Do this: Copy only those lines which run from the line containing "Enumerate this screenshot's" to the end of the entries below, both inclusive, exactly as written and with no pictures.
::: Provided material :::
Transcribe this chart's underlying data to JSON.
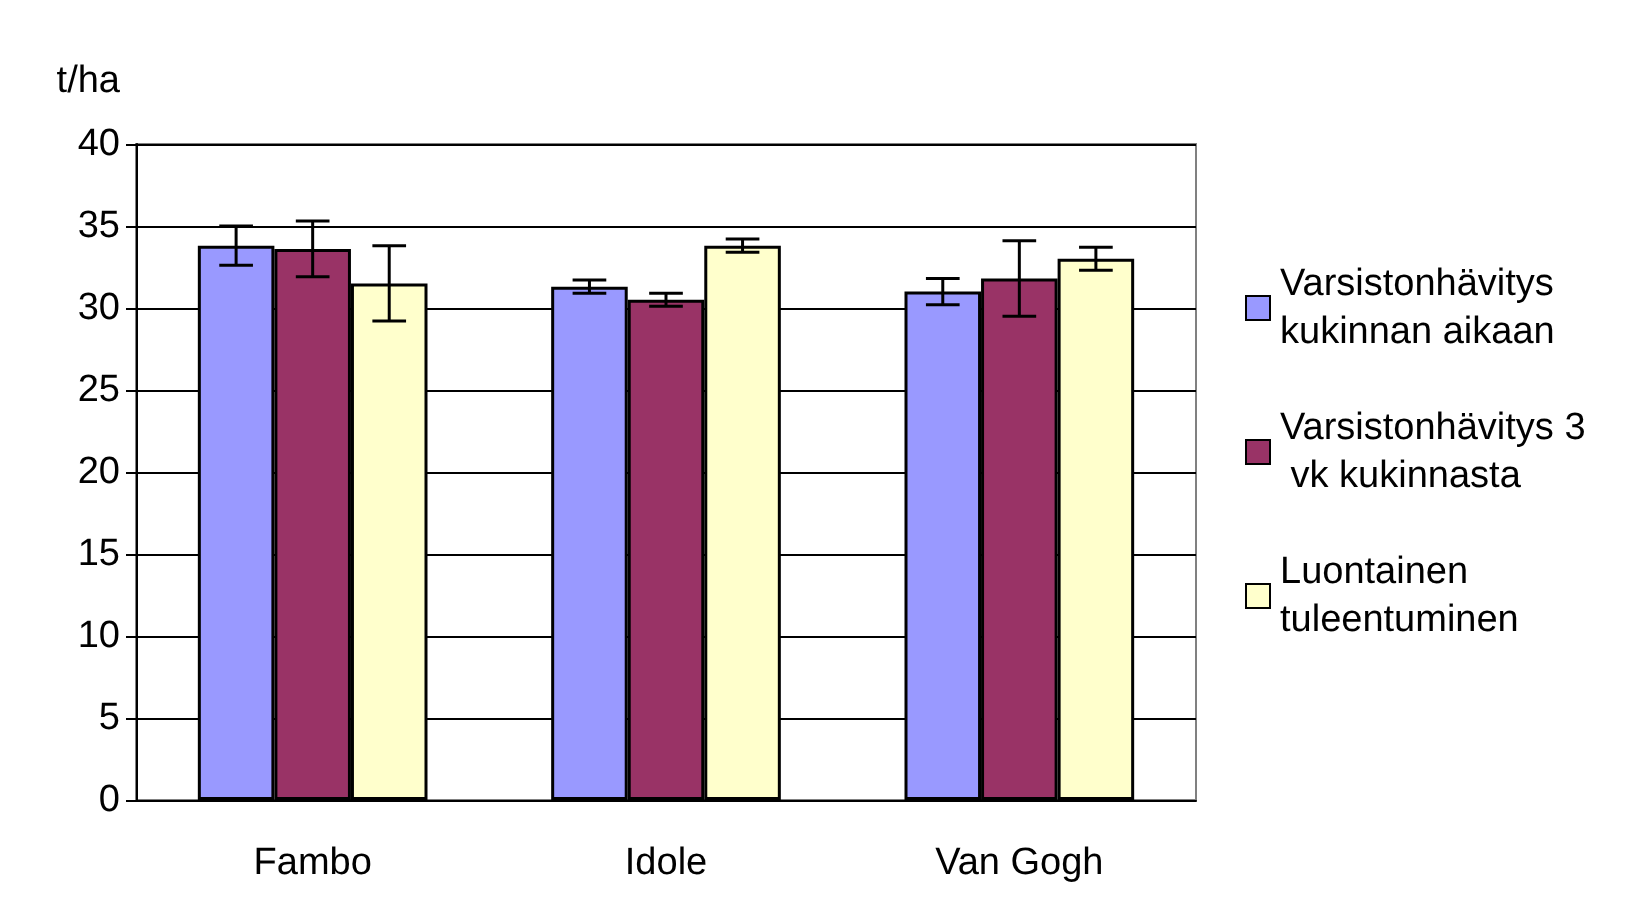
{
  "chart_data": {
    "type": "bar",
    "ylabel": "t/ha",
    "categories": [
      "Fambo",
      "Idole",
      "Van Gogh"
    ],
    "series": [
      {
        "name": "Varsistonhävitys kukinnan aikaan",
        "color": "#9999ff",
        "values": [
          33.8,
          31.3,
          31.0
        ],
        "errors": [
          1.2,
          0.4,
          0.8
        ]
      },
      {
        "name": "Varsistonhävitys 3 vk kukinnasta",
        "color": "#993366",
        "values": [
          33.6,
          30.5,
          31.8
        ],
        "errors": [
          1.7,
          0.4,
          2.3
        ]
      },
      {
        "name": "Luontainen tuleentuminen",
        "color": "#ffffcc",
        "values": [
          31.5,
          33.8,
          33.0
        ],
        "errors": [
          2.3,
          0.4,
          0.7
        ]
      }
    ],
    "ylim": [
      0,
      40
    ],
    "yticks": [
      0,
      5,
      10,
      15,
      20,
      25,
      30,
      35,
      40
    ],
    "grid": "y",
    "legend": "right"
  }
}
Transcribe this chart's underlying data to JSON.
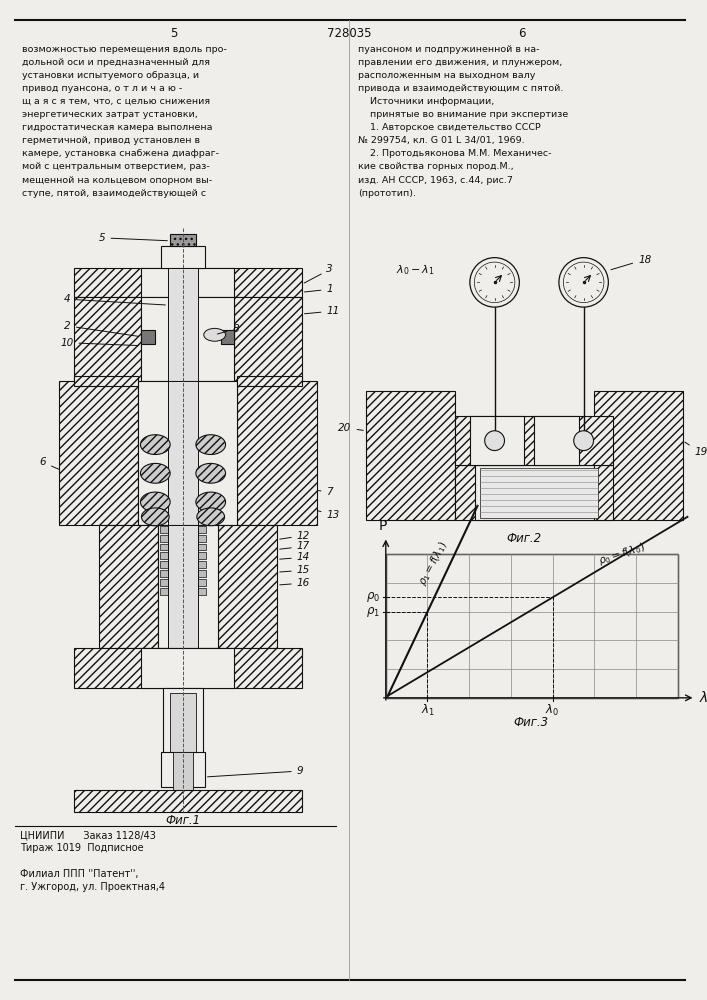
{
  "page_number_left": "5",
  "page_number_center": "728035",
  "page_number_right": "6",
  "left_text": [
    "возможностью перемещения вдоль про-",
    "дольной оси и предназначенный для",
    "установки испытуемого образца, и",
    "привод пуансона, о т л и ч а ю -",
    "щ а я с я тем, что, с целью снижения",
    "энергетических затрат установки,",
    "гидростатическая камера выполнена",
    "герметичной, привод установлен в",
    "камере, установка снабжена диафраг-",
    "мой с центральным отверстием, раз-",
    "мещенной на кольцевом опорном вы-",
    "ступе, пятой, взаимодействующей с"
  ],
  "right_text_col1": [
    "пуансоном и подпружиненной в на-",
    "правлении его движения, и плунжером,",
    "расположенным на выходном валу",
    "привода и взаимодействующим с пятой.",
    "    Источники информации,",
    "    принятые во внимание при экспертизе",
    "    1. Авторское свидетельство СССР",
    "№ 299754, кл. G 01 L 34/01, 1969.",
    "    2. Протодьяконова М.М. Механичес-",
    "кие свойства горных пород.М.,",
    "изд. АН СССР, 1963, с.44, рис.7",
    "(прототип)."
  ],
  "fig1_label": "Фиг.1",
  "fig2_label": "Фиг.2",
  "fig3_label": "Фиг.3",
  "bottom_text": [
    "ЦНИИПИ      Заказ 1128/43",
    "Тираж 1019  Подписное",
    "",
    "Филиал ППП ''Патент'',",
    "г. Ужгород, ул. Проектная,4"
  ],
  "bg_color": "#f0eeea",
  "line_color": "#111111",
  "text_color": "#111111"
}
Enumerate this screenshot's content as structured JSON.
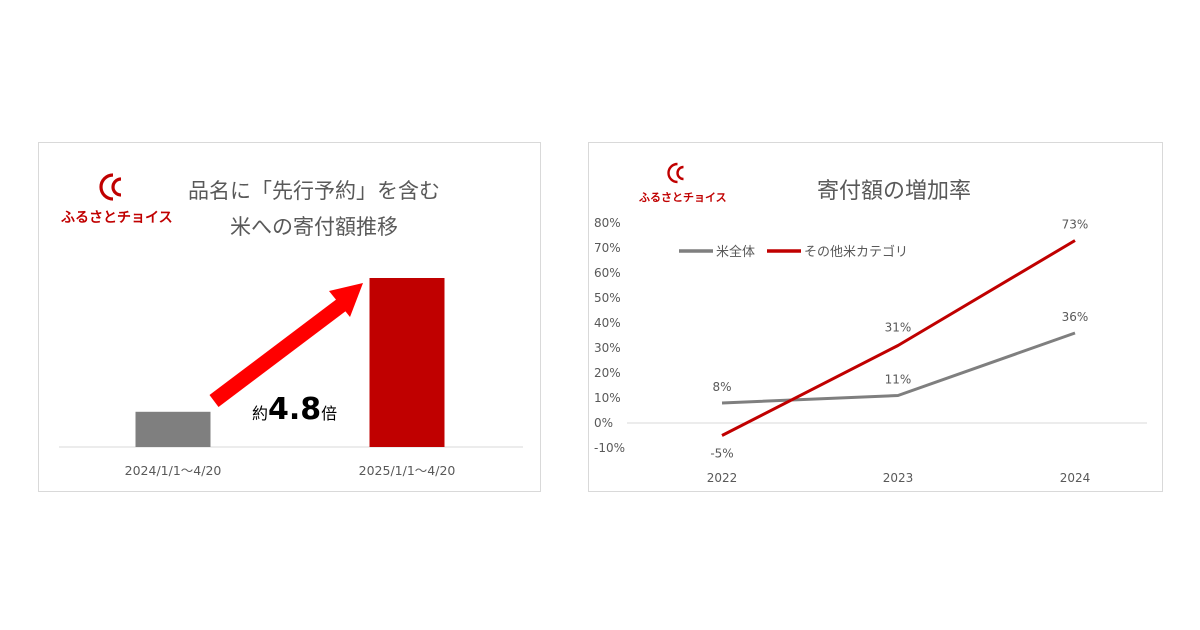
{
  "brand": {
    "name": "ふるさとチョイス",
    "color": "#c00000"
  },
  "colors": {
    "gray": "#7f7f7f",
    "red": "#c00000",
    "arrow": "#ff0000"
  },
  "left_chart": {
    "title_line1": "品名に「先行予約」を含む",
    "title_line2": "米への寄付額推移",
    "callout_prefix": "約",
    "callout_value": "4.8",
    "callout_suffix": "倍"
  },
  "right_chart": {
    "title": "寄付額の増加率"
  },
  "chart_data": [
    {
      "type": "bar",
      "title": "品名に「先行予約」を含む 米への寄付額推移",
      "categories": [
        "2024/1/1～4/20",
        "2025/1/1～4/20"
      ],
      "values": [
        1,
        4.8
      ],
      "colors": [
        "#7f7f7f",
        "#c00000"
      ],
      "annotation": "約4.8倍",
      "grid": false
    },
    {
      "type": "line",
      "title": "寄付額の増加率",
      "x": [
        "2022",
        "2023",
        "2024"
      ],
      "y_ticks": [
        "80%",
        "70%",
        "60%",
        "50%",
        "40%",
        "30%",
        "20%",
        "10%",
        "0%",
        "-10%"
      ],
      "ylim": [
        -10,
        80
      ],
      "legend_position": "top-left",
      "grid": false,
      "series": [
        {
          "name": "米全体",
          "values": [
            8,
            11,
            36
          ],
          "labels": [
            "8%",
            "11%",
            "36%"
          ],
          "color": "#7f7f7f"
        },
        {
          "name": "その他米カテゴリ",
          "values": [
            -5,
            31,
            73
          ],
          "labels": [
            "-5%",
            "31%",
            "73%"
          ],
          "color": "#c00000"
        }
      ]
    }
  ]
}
:::
Output:
Enumerate this screenshot's content as structured JSON.
{
  "brand": {
    "name": "ふるさとチョイス",
    "color": "#c00000"
  },
  "colors": {
    "gray": "#7f7f7f",
    "red": "#c00000",
    "arrow": "#ff0000"
  },
  "left_chart": {
    "title_line1": "品名に「先行予約」を含む",
    "title_line2": "米への寄付額推移",
    "callout_prefix": "約",
    "callout_value": "4.8",
    "callout_suffix": "倍"
  },
  "right_chart": {
    "title": "寄付額の増加率"
  },
  "chart_data": [
    {
      "type": "bar",
      "title": "品名に「先行予約」を含む 米への寄付額推移",
      "categories": [
        "2024/1/1～4/20",
        "2025/1/1～4/20"
      ],
      "values": [
        1,
        4.8
      ],
      "colors": [
        "#7f7f7f",
        "#c00000"
      ],
      "annotation": "約4.8倍",
      "grid": false
    },
    {
      "type": "line",
      "title": "寄付額の増加率",
      "x": [
        "2022",
        "2023",
        "2024"
      ],
      "y_ticks": [
        "80%",
        "70%",
        "60%",
        "50%",
        "40%",
        "30%",
        "20%",
        "10%",
        "0%",
        "-10%"
      ],
      "ylim": [
        -10,
        80
      ],
      "legend_position": "top-left",
      "grid": false,
      "series": [
        {
          "name": "米全体",
          "values": [
            8,
            11,
            36
          ],
          "labels": [
            "8%",
            "11%",
            "36%"
          ],
          "color": "#7f7f7f"
        },
        {
          "name": "その他米カテゴリ",
          "values": [
            -5,
            31,
            73
          ],
          "labels": [
            "-5%",
            "31%",
            "73%"
          ],
          "color": "#c00000"
        }
      ]
    }
  ]
}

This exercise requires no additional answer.